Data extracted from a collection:
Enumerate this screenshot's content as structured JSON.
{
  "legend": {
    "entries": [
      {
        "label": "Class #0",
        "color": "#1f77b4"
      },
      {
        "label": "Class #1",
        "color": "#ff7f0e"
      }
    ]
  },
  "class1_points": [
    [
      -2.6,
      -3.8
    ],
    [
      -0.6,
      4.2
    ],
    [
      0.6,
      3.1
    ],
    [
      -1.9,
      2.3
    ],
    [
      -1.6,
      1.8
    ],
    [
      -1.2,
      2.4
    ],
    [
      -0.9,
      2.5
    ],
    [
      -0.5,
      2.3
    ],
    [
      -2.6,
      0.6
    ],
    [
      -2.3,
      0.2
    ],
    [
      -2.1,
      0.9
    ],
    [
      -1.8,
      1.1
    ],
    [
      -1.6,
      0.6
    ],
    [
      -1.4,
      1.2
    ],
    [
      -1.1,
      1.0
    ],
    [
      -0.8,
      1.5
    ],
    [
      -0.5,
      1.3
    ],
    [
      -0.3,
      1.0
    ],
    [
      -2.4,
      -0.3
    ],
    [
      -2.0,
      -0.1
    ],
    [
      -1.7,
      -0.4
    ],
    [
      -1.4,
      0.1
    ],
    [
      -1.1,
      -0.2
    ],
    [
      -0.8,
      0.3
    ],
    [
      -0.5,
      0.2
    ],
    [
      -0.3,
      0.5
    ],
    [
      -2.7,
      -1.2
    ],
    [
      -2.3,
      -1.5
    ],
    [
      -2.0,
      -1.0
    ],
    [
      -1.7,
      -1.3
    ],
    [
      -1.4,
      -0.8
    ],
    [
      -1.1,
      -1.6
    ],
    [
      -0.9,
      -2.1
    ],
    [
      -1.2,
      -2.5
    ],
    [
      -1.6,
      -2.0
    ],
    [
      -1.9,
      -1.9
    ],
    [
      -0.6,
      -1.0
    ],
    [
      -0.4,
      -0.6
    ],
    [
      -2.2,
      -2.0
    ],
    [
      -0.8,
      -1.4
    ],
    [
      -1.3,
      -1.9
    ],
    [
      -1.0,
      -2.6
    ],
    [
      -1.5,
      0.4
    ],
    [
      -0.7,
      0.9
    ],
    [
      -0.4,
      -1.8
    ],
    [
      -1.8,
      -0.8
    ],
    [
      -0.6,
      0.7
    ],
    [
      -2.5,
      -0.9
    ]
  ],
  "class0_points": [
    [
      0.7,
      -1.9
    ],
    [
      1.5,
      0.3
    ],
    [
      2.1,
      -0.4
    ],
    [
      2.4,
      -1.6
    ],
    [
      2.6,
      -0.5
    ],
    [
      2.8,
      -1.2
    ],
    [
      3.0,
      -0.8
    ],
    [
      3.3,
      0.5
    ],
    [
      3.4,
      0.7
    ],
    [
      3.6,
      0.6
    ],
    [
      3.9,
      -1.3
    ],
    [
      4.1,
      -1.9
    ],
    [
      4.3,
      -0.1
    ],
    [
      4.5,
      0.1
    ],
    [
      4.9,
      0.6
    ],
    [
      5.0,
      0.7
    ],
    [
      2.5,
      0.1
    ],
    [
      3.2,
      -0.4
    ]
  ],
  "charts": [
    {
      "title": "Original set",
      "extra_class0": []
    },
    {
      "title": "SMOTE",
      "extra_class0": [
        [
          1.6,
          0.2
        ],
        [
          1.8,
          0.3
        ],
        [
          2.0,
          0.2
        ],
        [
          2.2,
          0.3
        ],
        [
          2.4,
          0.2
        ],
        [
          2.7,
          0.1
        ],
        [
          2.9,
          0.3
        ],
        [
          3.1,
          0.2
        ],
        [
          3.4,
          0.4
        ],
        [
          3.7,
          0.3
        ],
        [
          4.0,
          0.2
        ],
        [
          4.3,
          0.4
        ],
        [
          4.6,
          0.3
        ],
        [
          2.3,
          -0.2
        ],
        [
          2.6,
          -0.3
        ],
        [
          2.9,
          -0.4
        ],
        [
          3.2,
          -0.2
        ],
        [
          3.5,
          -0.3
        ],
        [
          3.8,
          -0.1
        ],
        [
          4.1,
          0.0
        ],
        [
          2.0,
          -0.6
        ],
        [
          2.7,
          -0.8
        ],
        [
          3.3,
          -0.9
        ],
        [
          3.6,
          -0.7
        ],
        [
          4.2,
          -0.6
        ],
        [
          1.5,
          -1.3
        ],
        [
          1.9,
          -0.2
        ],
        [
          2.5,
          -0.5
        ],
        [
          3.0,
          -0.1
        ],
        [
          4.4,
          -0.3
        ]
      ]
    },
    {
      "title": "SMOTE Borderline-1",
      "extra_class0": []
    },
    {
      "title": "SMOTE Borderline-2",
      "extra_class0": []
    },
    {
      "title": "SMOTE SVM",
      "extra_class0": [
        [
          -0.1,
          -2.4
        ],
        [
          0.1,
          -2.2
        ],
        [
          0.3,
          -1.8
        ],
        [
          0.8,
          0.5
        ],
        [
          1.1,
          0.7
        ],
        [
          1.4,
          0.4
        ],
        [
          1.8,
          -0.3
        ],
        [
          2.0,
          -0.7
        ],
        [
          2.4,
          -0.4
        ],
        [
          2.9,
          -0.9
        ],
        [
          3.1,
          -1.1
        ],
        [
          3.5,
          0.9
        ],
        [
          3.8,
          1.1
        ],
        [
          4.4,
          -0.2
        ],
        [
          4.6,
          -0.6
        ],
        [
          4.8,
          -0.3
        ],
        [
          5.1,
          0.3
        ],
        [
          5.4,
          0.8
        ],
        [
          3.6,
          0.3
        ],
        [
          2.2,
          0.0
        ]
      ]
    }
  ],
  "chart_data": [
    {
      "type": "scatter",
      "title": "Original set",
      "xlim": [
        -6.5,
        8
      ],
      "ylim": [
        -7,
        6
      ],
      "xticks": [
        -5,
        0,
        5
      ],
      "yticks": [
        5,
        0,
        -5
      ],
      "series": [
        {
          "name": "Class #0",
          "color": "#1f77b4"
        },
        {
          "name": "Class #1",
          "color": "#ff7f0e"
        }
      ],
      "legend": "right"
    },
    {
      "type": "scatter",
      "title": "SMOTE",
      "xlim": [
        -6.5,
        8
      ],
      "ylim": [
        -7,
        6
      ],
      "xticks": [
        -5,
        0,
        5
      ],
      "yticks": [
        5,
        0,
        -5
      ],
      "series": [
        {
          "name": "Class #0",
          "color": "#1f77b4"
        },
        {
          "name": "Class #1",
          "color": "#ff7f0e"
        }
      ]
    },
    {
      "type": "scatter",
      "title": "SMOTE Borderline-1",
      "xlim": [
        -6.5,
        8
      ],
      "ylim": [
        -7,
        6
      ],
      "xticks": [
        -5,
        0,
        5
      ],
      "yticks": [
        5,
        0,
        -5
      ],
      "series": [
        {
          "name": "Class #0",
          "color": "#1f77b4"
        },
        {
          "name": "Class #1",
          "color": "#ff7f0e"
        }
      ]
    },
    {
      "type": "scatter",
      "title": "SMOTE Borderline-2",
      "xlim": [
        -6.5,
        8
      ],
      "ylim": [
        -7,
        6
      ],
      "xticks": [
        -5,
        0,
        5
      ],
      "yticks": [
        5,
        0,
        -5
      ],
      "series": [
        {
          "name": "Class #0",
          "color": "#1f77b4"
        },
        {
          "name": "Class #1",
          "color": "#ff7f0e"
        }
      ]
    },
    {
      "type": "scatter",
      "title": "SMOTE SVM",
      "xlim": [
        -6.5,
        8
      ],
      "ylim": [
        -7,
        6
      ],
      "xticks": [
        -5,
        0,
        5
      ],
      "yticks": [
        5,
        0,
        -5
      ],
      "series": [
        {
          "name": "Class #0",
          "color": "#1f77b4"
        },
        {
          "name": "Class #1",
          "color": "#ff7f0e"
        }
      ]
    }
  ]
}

SHORT TASK: Give every line of the material again, exactly as it reads.

WRITTEN REPLY:
Enumerate this screenshot's content as structured JSON.
{
  "legend": {
    "entries": [
      {
        "label": "Class #0",
        "color": "#1f77b4"
      },
      {
        "label": "Class #1",
        "color": "#ff7f0e"
      }
    ]
  },
  "class1_points": [
    [
      -2.6,
      -3.8
    ],
    [
      -0.6,
      4.2
    ],
    [
      0.6,
      3.1
    ],
    [
      -1.9,
      2.3
    ],
    [
      -1.6,
      1.8
    ],
    [
      -1.2,
      2.4
    ],
    [
      -0.9,
      2.5
    ],
    [
      -0.5,
      2.3
    ],
    [
      -2.6,
      0.6
    ],
    [
      -2.3,
      0.2
    ],
    [
      -2.1,
      0.9
    ],
    [
      -1.8,
      1.1
    ],
    [
      -1.6,
      0.6
    ],
    [
      -1.4,
      1.2
    ],
    [
      -1.1,
      1.0
    ],
    [
      -0.8,
      1.5
    ],
    [
      -0.5,
      1.3
    ],
    [
      -0.3,
      1.0
    ],
    [
      -2.4,
      -0.3
    ],
    [
      -2.0,
      -0.1
    ],
    [
      -1.7,
      -0.4
    ],
    [
      -1.4,
      0.1
    ],
    [
      -1.1,
      -0.2
    ],
    [
      -0.8,
      0.3
    ],
    [
      -0.5,
      0.2
    ],
    [
      -0.3,
      0.5
    ],
    [
      -2.7,
      -1.2
    ],
    [
      -2.3,
      -1.5
    ],
    [
      -2.0,
      -1.0
    ],
    [
      -1.7,
      -1.3
    ],
    [
      -1.4,
      -0.8
    ],
    [
      -1.1,
      -1.6
    ],
    [
      -0.9,
      -2.1
    ],
    [
      -1.2,
      -2.5
    ],
    [
      -1.6,
      -2.0
    ],
    [
      -1.9,
      -1.9
    ],
    [
      -0.6,
      -1.0
    ],
    [
      -0.4,
      -0.6
    ],
    [
      -2.2,
      -2.0
    ],
    [
      -0.8,
      -1.4
    ],
    [
      -1.3,
      -1.9
    ],
    [
      -1.0,
      -2.6
    ],
    [
      -1.5,
      0.4
    ],
    [
      -0.7,
      0.9
    ],
    [
      -0.4,
      -1.8
    ],
    [
      -1.8,
      -0.8
    ],
    [
      -0.6,
      0.7
    ],
    [
      -2.5,
      -0.9
    ]
  ],
  "class0_points": [
    [
      0.7,
      -1.9
    ],
    [
      1.5,
      0.3
    ],
    [
      2.1,
      -0.4
    ],
    [
      2.4,
      -1.6
    ],
    [
      2.6,
      -0.5
    ],
    [
      2.8,
      -1.2
    ],
    [
      3.0,
      -0.8
    ],
    [
      3.3,
      0.5
    ],
    [
      3.4,
      0.7
    ],
    [
      3.6,
      0.6
    ],
    [
      3.9,
      -1.3
    ],
    [
      4.1,
      -1.9
    ],
    [
      4.3,
      -0.1
    ],
    [
      4.5,
      0.1
    ],
    [
      4.9,
      0.6
    ],
    [
      5.0,
      0.7
    ],
    [
      2.5,
      0.1
    ],
    [
      3.2,
      -0.4
    ]
  ],
  "charts": [
    {
      "title": "Original set",
      "extra_class0": []
    },
    {
      "title": "SMOTE",
      "extra_class0": [
        [
          1.6,
          0.2
        ],
        [
          1.8,
          0.3
        ],
        [
          2.0,
          0.2
        ],
        [
          2.2,
          0.3
        ],
        [
          2.4,
          0.2
        ],
        [
          2.7,
          0.1
        ],
        [
          2.9,
          0.3
        ],
        [
          3.1,
          0.2
        ],
        [
          3.4,
          0.4
        ],
        [
          3.7,
          0.3
        ],
        [
          4.0,
          0.2
        ],
        [
          4.3,
          0.4
        ],
        [
          4.6,
          0.3
        ],
        [
          2.3,
          -0.2
        ],
        [
          2.6,
          -0.3
        ],
        [
          2.9,
          -0.4
        ],
        [
          3.2,
          -0.2
        ],
        [
          3.5,
          -0.3
        ],
        [
          3.8,
          -0.1
        ],
        [
          4.1,
          0.0
        ],
        [
          2.0,
          -0.6
        ],
        [
          2.7,
          -0.8
        ],
        [
          3.3,
          -0.9
        ],
        [
          3.6,
          -0.7
        ],
        [
          4.2,
          -0.6
        ],
        [
          1.5,
          -1.3
        ],
        [
          1.9,
          -0.2
        ],
        [
          2.5,
          -0.5
        ],
        [
          3.0,
          -0.1
        ],
        [
          4.4,
          -0.3
        ]
      ]
    },
    {
      "title": "SMOTE Borderline-1",
      "extra_class0": []
    },
    {
      "title": "SMOTE Borderline-2",
      "extra_class0": []
    },
    {
      "title": "SMOTE SVM",
      "extra_class0": [
        [
          -0.1,
          -2.4
        ],
        [
          0.1,
          -2.2
        ],
        [
          0.3,
          -1.8
        ],
        [
          0.8,
          0.5
        ],
        [
          1.1,
          0.7
        ],
        [
          1.4,
          0.4
        ],
        [
          1.8,
          -0.3
        ],
        [
          2.0,
          -0.7
        ],
        [
          2.4,
          -0.4
        ],
        [
          2.9,
          -0.9
        ],
        [
          3.1,
          -1.1
        ],
        [
          3.5,
          0.9
        ],
        [
          3.8,
          1.1
        ],
        [
          4.4,
          -0.2
        ],
        [
          4.6,
          -0.6
        ],
        [
          4.8,
          -0.3
        ],
        [
          5.1,
          0.3
        ],
        [
          5.4,
          0.8
        ],
        [
          3.6,
          0.3
        ],
        [
          2.2,
          0.0
        ]
      ]
    }
  ],
  "chart_data": [
    {
      "type": "scatter",
      "title": "Original set",
      "xlim": [
        -6.5,
        8
      ],
      "ylim": [
        -7,
        6
      ],
      "xticks": [
        -5,
        0,
        5
      ],
      "yticks": [
        5,
        0,
        -5
      ],
      "series": [
        {
          "name": "Class #0",
          "color": "#1f77b4"
        },
        {
          "name": "Class #1",
          "color": "#ff7f0e"
        }
      ],
      "legend": "right"
    },
    {
      "type": "scatter",
      "title": "SMOTE",
      "xlim": [
        -6.5,
        8
      ],
      "ylim": [
        -7,
        6
      ],
      "xticks": [
        -5,
        0,
        5
      ],
      "yticks": [
        5,
        0,
        -5
      ],
      "series": [
        {
          "name": "Class #0",
          "color": "#1f77b4"
        },
        {
          "name": "Class #1",
          "color": "#ff7f0e"
        }
      ]
    },
    {
      "type": "scatter",
      "title": "SMOTE Borderline-1",
      "xlim": [
        -6.5,
        8
      ],
      "ylim": [
        -7,
        6
      ],
      "xticks": [
        -5,
        0,
        5
      ],
      "yticks": [
        5,
        0,
        -5
      ],
      "series": [
        {
          "name": "Class #0",
          "color": "#1f77b4"
        },
        {
          "name": "Class #1",
          "color": "#ff7f0e"
        }
      ]
    },
    {
      "type": "scatter",
      "title": "SMOTE Borderline-2",
      "xlim": [
        -6.5,
        8
      ],
      "ylim": [
        -7,
        6
      ],
      "xticks": [
        -5,
        0,
        5
      ],
      "yticks": [
        5,
        0,
        -5
      ],
      "series": [
        {
          "name": "Class #0",
          "color": "#1f77b4"
        },
        {
          "name": "Class #1",
          "color": "#ff7f0e"
        }
      ]
    },
    {
      "type": "scatter",
      "title": "SMOTE SVM",
      "xlim": [
        -6.5,
        8
      ],
      "ylim": [
        -7,
        6
      ],
      "xticks": [
        -5,
        0,
        5
      ],
      "yticks": [
        5,
        0,
        -5
      ],
      "series": [
        {
          "name": "Class #0",
          "color": "#1f77b4"
        },
        {
          "name": "Class #1",
          "color": "#ff7f0e"
        }
      ]
    }
  ]
}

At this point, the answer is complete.